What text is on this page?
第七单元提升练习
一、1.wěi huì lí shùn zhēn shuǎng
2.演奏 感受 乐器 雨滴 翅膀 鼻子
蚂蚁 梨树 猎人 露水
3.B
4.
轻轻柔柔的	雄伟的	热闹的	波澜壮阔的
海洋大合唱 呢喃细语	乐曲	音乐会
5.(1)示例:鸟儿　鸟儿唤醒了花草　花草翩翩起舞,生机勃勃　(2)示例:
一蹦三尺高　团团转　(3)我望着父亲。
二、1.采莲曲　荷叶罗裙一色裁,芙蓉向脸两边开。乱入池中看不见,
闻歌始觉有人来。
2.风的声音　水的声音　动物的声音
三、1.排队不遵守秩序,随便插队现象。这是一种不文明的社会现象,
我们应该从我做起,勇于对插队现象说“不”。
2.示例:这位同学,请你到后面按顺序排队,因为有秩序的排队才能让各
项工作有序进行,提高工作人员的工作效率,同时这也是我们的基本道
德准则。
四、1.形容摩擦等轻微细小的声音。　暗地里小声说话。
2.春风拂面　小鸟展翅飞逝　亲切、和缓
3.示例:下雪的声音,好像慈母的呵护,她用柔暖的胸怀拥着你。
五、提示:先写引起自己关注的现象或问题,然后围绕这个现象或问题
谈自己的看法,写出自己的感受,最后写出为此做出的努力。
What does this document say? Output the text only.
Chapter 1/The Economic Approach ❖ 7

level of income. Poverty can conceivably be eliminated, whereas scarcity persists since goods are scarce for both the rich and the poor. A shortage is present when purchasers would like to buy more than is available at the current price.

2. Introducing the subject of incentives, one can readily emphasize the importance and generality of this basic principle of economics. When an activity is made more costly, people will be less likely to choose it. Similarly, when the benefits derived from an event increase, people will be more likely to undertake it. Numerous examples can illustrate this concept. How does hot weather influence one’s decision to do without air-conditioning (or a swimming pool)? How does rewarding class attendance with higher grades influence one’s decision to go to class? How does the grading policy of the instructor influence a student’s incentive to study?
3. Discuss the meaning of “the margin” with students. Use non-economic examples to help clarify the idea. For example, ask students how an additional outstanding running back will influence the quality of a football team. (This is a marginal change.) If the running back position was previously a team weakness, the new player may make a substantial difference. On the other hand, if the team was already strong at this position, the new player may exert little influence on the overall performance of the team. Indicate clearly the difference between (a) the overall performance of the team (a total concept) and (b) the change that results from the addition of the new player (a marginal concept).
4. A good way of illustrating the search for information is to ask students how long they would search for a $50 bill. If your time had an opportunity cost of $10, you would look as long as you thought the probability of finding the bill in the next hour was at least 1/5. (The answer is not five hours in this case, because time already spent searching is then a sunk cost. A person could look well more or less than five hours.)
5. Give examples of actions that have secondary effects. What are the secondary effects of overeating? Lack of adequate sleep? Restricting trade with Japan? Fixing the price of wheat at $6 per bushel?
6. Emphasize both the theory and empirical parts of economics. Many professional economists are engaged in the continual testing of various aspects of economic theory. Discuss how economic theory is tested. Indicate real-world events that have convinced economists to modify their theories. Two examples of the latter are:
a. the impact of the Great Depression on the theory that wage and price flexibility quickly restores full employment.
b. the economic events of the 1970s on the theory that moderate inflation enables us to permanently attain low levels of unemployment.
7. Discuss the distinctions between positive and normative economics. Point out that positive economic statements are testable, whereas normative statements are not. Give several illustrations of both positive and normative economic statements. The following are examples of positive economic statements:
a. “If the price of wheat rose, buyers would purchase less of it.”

┄┄┄┄┄┄┄┄┄┄

Given task:
Extract all of the material exactly as it is written.

Answer to the task:
What text is on this page?
第七单元提升练习
一、1.wěi huì lí shùn zhēn shuǎng
2.演奏 感受 乐器 雨滴 翅膀 鼻子
蚂蚁 梨树 猎人 露水
3.B
4.
轻轻柔柔的	雄伟的	热闹的	波澜壮阔的
海洋大合唱 呢喃细语	乐曲	音乐会
5.(1)示例:鸟儿　鸟儿唤醒了花草　花草翩翩起舞,生机勃勃　(2)示例:
一蹦三尺高　团团转　(3)我望着父亲。
二、1.采莲曲　荷叶罗裙一色裁,芙蓉向脸两边开。乱入池中看不见,
闻歌始觉有人来。
2.风的声音　水的声音　动物的声音
三、1.排队不遵守秩序,随便插队现象。这是一种不文明的社会现象,
我们应该从我做起,勇于对插队现象说“不”。
2.示例:这位同学,请你到后面按顺序排队,因为有秩序的排队才能让各
项工作有序进行,提高工作人员的工作效率,同时这也是我们的基本道
德准则。
四、1.形容摩擦等轻微细小的声音。　暗地里小声说话。
2.春风拂面　小鸟展翅飞逝　亲切、和缓
3.示例:下雪的声音,好像慈母的呵护,她用柔暖的胸怀拥着你。
五、提示:先写引起自己关注的现象或问题,然后围绕这个现象或问题
谈自己的看法,写出自己的感受,最后写出为此做出的努力。
What does this document say? Output the text only.
Chapter 1/The Economic Approach ❖ 7

level of income. Poverty can conceivably be eliminated, whereas scarcity persists since goods are scarce for both the rich and the poor. A shortage is present when purchasers would like to buy more than is available at the current price.

2. Introducing the subject of incentives, one can readily emphasize the importance and generality of this basic principle of economics. When an activity is made more costly, people will be less likely to choose it. Similarly, when the benefits derived from an event increase, people will be more likely to undertake it. Numerous examples can illustrate this concept. How does hot weather influence one’s decision to do without air-conditioning (or a swimming pool)? How does rewarding class attendance with higher grades influence one’s decision to go to class? How does the grading policy of the instructor influence a student’s incentive to study?
3. Discuss the meaning of “the margin” with students. Use non-economic examples to help clarify the idea. For example, ask students how an additional outstanding running back will influence the quality of a football team. (This is a marginal change.) If the running back position was previously a team weakness, the new player may make a substantial difference. On the other hand, if the team was already strong at this position, the new player may exert little influence on the overall performance of the team. Indicate clearly the difference between (a) the overall performance of the team (a total concept) and (b) the change that results from the addition of the new player (a marginal concept).
4. A good way of illustrating the search for information is to ask students how long they would search for a $50 bill. If your time had an opportunity cost of $10, you would look as long as you thought the probability of finding the bill in the next hour was at least 1/5. (The answer is not five hours in this case, because time already spent searching is then a sunk cost. A person could look well more or less than five hours.)
5. Give examples of actions that have secondary effects. What are the secondary effects of overeating? Lack of adequate sleep? Restricting trade with Japan? Fixing the price of wheat at $6 per bushel?
6. Emphasize both the theory and empirical parts of economics. Many professional economists are engaged in the continual testing of various aspects of economic theory. Discuss how economic theory is tested. Indicate real-world events that have convinced economists to modify their theories. Two examples of the latter are:
a. the impact of the Great Depression on the theory that wage and price flexibility quickly restores full employment.
b. the economic events of the 1970s on the theory that moderate inflation enables us to permanently attain low levels of unemployment.
7. Discuss the distinctions between positive and normative economics. Point out that positive economic statements are testable, whereas normative statements are not. Give several illustrations of both positive and normative economic statements. The following are examples of positive economic statements:
a. “If the price of wheat rose, buyers would purchase less of it.”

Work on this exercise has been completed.